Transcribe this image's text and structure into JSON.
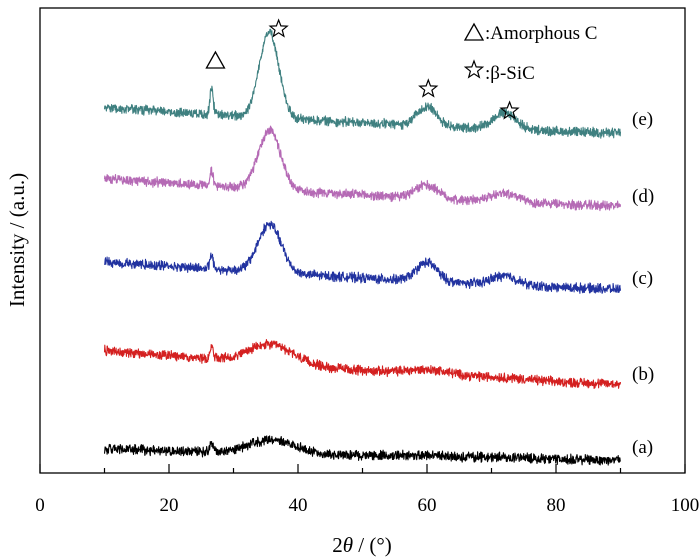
{
  "chart_data": {
    "type": "line",
    "xlabel": "2θ / (°)",
    "xlabel_parts": {
      "pre": "2",
      "theta": "θ",
      "post": " / (°)"
    },
    "ylabel": "Intensity / (a.u.)",
    "xlim": [
      0,
      100
    ],
    "x_ticks": [
      0,
      20,
      40,
      60,
      80,
      100
    ],
    "x_tick_labels": [
      "0",
      "20",
      "40",
      "60",
      "80",
      "100"
    ],
    "x_minor_step": 10,
    "y_ticks_shown": false,
    "grid": false,
    "legend": {
      "placement": "top-right",
      "entries": [
        {
          "symbol": "triangle",
          "text": ":Amorphous C"
        },
        {
          "symbol": "star",
          "text": ":β-SiC"
        }
      ]
    },
    "series": [
      {
        "name": "(a)",
        "color": "#000000",
        "x_range": [
          10,
          90
        ],
        "end_level": 0.38,
        "baseline": 0.64,
        "slope": 0.42,
        "noise": 0.09,
        "peaks": [
          {
            "x": 26.6,
            "height": 0.22,
            "width": 0.25
          },
          {
            "x": 36,
            "height": 0.33,
            "width": 3.5
          },
          {
            "x": 60,
            "height": 0.04,
            "width": 3.5
          },
          {
            "x": 72,
            "height": 0.03,
            "width": 3.5
          }
        ]
      },
      {
        "name": "(b)",
        "color": "#d42020",
        "x_range": [
          10,
          90
        ],
        "end_level": 0.55,
        "baseline": 1.35,
        "slope": 0.78,
        "noise": 0.09,
        "peaks": [
          {
            "x": 26.6,
            "height": 0.28,
            "width": 0.25
          },
          {
            "x": 35.8,
            "height": 0.45,
            "width": 3.5
          },
          {
            "x": 60.5,
            "height": 0.12,
            "width": 3.5
          },
          {
            "x": 72,
            "height": 0.04,
            "width": 3.5
          }
        ]
      },
      {
        "name": "(c)",
        "color": "#2233a0",
        "x_range": [
          10,
          90
        ],
        "end_level": 0.5,
        "baseline": 1.15,
        "slope": 0.62,
        "noise": 0.09,
        "peaks": [
          {
            "x": 26.6,
            "height": 0.33,
            "width": 0.25
          },
          {
            "x": 35.6,
            "height": 1.15,
            "width": 1.8
          },
          {
            "x": 60,
            "height": 0.45,
            "width": 1.6
          },
          {
            "x": 72,
            "height": 0.22,
            "width": 2.0
          }
        ]
      },
      {
        "name": "(d)",
        "color": "#b56ab5",
        "x_range": [
          10,
          90
        ],
        "end_level": 0.5,
        "baseline": 1.15,
        "slope": 0.62,
        "noise": 0.09,
        "peaks": [
          {
            "x": 26.6,
            "height": 0.38,
            "width": 0.25
          },
          {
            "x": 35.6,
            "height": 1.42,
            "width": 1.7
          },
          {
            "x": 60,
            "height": 0.32,
            "width": 1.7
          },
          {
            "x": 72,
            "height": 0.22,
            "width": 2.0
          }
        ]
      },
      {
        "name": "(e)",
        "color": "#3f8080",
        "x_range": [
          10,
          90
        ],
        "end_level": 0.2,
        "baseline": 0.8,
        "slope": 0.45,
        "noise": 0.09,
        "peaks": [
          {
            "x": 26.6,
            "height": 0.65,
            "width": 0.25
          },
          {
            "x": 35.5,
            "height": 2.05,
            "width": 1.5
          },
          {
            "x": 60,
            "height": 0.47,
            "width": 1.5
          },
          {
            "x": 72,
            "height": 0.4,
            "width": 1.8
          }
        ]
      }
    ],
    "annotations": [
      {
        "symbol": "triangle",
        "x": 27.2,
        "label": "Amorphous C"
      },
      {
        "symbol": "star",
        "x": 37.0,
        "label": "β-SiC"
      },
      {
        "symbol": "star",
        "x": 60.2,
        "label": "β-SiC"
      },
      {
        "symbol": "star",
        "x": 72.8,
        "label": "β-SiC"
      }
    ]
  }
}
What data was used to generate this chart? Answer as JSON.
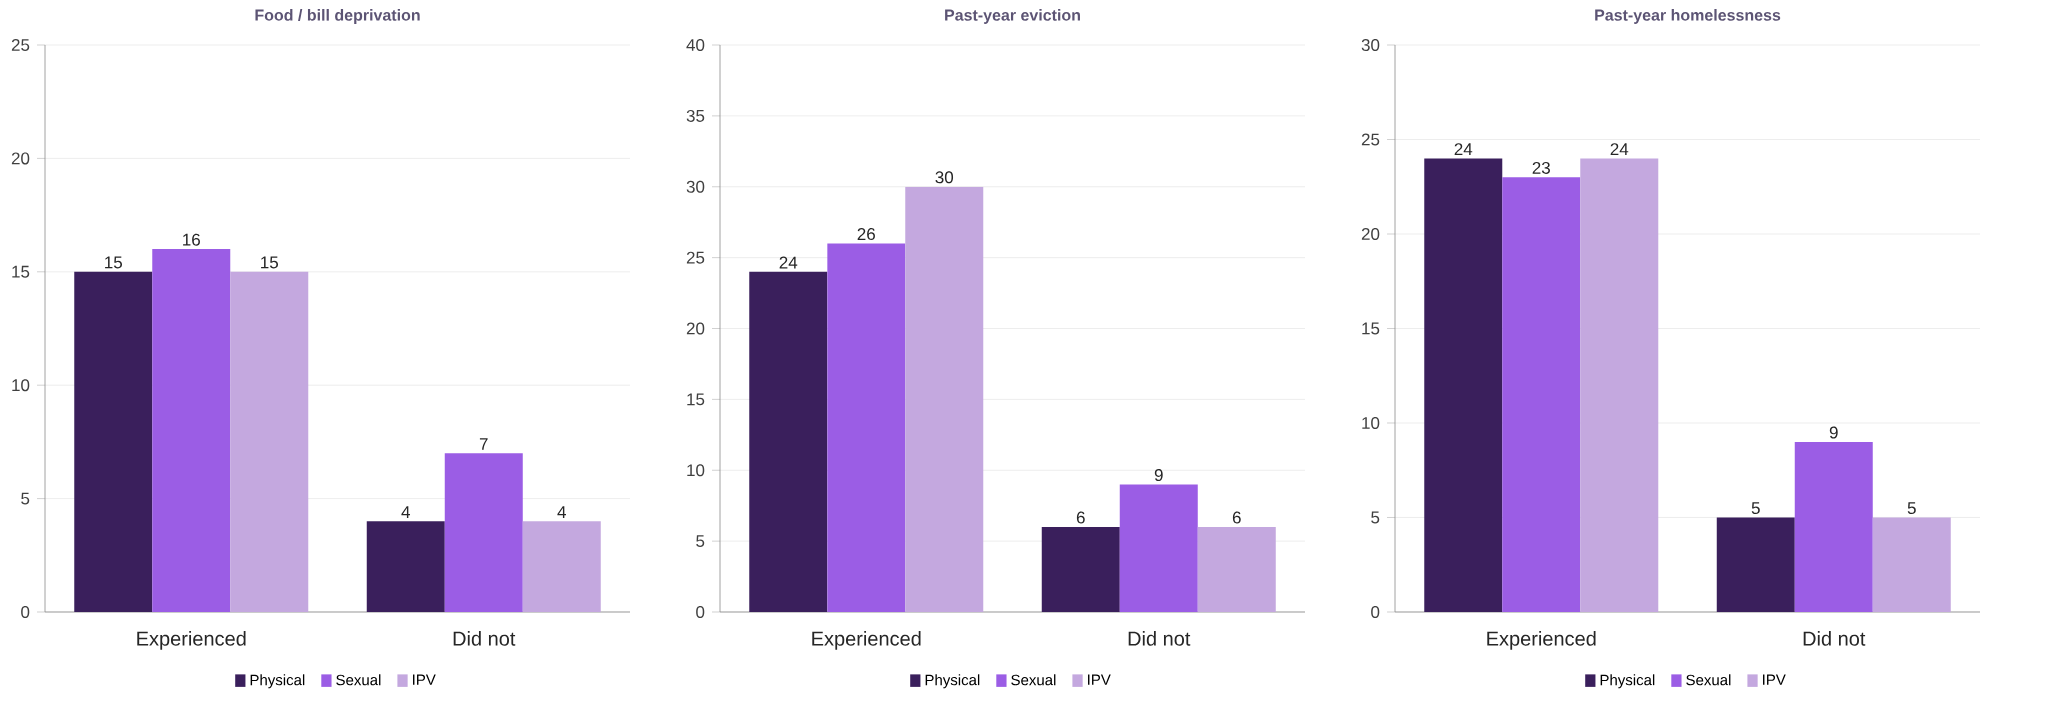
{
  "chart_data": [
    {
      "type": "bar",
      "title": "Food / bill deprivation",
      "categories": [
        "Experienced",
        "Did not"
      ],
      "series": [
        {
          "name": "Physical",
          "color": "#3a1f5c",
          "values": [
            15,
            4
          ]
        },
        {
          "name": "Sexual",
          "color": "#9b5de5",
          "values": [
            16,
            7
          ]
        },
        {
          "name": "IPV",
          "color": "#c4a8df",
          "values": [
            15,
            4
          ]
        }
      ],
      "ylim": [
        0,
        25
      ],
      "yticks": [
        0,
        5,
        10,
        15,
        20,
        25
      ],
      "grid": "y",
      "legend": "bottom",
      "data_labels": true
    },
    {
      "type": "bar",
      "title": "Past-year eviction",
      "categories": [
        "Experienced",
        "Did not"
      ],
      "series": [
        {
          "name": "Physical",
          "color": "#3a1f5c",
          "values": [
            24,
            6
          ]
        },
        {
          "name": "Sexual",
          "color": "#9b5de5",
          "values": [
            26,
            9
          ]
        },
        {
          "name": "IPV",
          "color": "#c4a8df",
          "values": [
            30,
            6
          ]
        }
      ],
      "ylim": [
        0,
        40
      ],
      "yticks": [
        0,
        5,
        10,
        15,
        20,
        25,
        30,
        35,
        40
      ],
      "grid": "y",
      "legend": "bottom",
      "data_labels": true
    },
    {
      "type": "bar",
      "title": "Past-year homelessness",
      "categories": [
        "Experienced",
        "Did not"
      ],
      "series": [
        {
          "name": "Physical",
          "color": "#3a1f5c",
          "values": [
            24,
            5
          ]
        },
        {
          "name": "Sexual",
          "color": "#9b5de5",
          "values": [
            23,
            9
          ]
        },
        {
          "name": "IPV",
          "color": "#c4a8df",
          "values": [
            24,
            5
          ]
        }
      ],
      "ylim": [
        0,
        30
      ],
      "yticks": [
        0,
        5,
        10,
        15,
        20,
        25,
        30
      ],
      "grid": "y",
      "legend": "bottom",
      "data_labels": true
    }
  ]
}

--------------------------------

**WHAT THE TASK REQUIRES:** Show every line in the records above that contains the word "title".

**FINAL ANSWER:**
      "title": "Food / bill deprivation",
      "title": "Past-year eviction",
      "title": "Past-year homelessness",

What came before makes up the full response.